* AIM OF THE EXERCISE *
Are you able to retype all the records below exactly?
[Start SUPPLIED DATA]
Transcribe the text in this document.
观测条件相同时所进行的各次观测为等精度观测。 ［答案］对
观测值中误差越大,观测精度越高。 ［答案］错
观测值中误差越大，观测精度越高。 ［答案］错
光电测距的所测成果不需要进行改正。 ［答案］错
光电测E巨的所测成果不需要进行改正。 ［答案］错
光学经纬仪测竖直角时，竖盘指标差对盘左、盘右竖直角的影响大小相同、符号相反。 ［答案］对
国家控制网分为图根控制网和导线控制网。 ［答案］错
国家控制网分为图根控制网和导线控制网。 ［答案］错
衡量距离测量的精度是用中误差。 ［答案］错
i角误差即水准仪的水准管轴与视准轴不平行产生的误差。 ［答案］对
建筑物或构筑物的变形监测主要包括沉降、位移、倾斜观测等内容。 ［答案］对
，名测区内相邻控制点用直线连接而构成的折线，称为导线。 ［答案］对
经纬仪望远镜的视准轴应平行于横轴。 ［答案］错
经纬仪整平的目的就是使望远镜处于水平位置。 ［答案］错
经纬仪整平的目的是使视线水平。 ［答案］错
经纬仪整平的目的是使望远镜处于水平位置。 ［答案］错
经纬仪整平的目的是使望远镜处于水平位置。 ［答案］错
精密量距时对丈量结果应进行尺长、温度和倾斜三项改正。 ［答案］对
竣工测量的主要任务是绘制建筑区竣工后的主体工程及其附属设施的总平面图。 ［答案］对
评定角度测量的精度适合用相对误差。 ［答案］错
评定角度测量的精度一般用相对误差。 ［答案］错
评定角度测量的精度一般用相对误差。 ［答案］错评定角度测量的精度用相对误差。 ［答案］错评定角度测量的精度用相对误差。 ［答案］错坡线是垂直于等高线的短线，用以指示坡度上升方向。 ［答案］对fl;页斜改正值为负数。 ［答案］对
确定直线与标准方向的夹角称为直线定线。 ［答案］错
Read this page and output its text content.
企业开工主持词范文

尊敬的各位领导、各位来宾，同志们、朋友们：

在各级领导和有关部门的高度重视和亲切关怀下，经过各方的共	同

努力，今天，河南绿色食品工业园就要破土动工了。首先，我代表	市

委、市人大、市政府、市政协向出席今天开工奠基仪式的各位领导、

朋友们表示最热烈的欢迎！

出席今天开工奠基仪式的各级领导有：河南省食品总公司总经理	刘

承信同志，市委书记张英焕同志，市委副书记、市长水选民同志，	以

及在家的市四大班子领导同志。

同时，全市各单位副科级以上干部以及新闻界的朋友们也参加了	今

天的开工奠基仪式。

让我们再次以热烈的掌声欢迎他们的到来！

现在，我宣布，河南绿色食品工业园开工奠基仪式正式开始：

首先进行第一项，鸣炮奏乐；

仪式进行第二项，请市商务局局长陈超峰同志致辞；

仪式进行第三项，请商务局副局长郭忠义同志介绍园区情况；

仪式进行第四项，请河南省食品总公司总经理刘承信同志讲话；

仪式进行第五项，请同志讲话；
[End SUPPLIED DATA]
* SOLUTION FOR THIS TASK *
Transcribe the text in this document.
观测条件相同时所进行的各次观测为等精度观测。 ［答案］对
观测值中误差越大,观测精度越高。 ［答案］错
观测值中误差越大，观测精度越高。 ［答案］错
光电测距的所测成果不需要进行改正。 ［答案］错
光电测E巨的所测成果不需要进行改正。 ［答案］错
光学经纬仪测竖直角时，竖盘指标差对盘左、盘右竖直角的影响大小相同、符号相反。 ［答案］对
国家控制网分为图根控制网和导线控制网。 ［答案］错
国家控制网分为图根控制网和导线控制网。 ［答案］错
衡量距离测量的精度是用中误差。 ［答案］错
i角误差即水准仪的水准管轴与视准轴不平行产生的误差。 ［答案］对
建筑物或构筑物的变形监测主要包括沉降、位移、倾斜观测等内容。 ［答案］对
，名测区内相邻控制点用直线连接而构成的折线，称为导线。 ［答案］对
经纬仪望远镜的视准轴应平行于横轴。 ［答案］错
经纬仪整平的目的就是使望远镜处于水平位置。 ［答案］错
经纬仪整平的目的是使视线水平。 ［答案］错
经纬仪整平的目的是使望远镜处于水平位置。 ［答案］错
经纬仪整平的目的是使望远镜处于水平位置。 ［答案］错
精密量距时对丈量结果应进行尺长、温度和倾斜三项改正。 ［答案］对
竣工测量的主要任务是绘制建筑区竣工后的主体工程及其附属设施的总平面图。 ［答案］对
评定角度测量的精度适合用相对误差。 ［答案］错
评定角度测量的精度一般用相对误差。 ［答案］错
评定角度测量的精度一般用相对误差。 ［答案］错评定角度测量的精度用相对误差。 ［答案］错评定角度测量的精度用相对误差。 ［答案］错坡线是垂直于等高线的短线，用以指示坡度上升方向。 ［答案］对fl;页斜改正值为负数。 ［答案］对
确定直线与标准方向的夹角称为直线定线。 ［答案］错
Read this page and output its text content.
企业开工主持词范文

尊敬的各位领导、各位来宾，同志们、朋友们：

在各级领导和有关部门的高度重视和亲切关怀下，经过各方的共	同

努力，今天，河南绿色食品工业园就要破土动工了。首先，我代表	市

委、市人大、市政府、市政协向出席今天开工奠基仪式的各位领导、

朋友们表示最热烈的欢迎！

出席今天开工奠基仪式的各级领导有：河南省食品总公司总经理	刘

承信同志，市委书记张英焕同志，市委副书记、市长水选民同志，	以

及在家的市四大班子领导同志。

同时，全市各单位副科级以上干部以及新闻界的朋友们也参加了	今

天的开工奠基仪式。

让我们再次以热烈的掌声欢迎他们的到来！

现在，我宣布，河南绿色食品工业园开工奠基仪式正式开始：

首先进行第一项，鸣炮奏乐；

仪式进行第二项，请市商务局局长陈超峰同志致辞；

仪式进行第三项，请商务局副局长郭忠义同志介绍园区情况；

仪式进行第四项，请河南省食品总公司总经理刘承信同志讲话；

仪式进行第五项，请同志讲话；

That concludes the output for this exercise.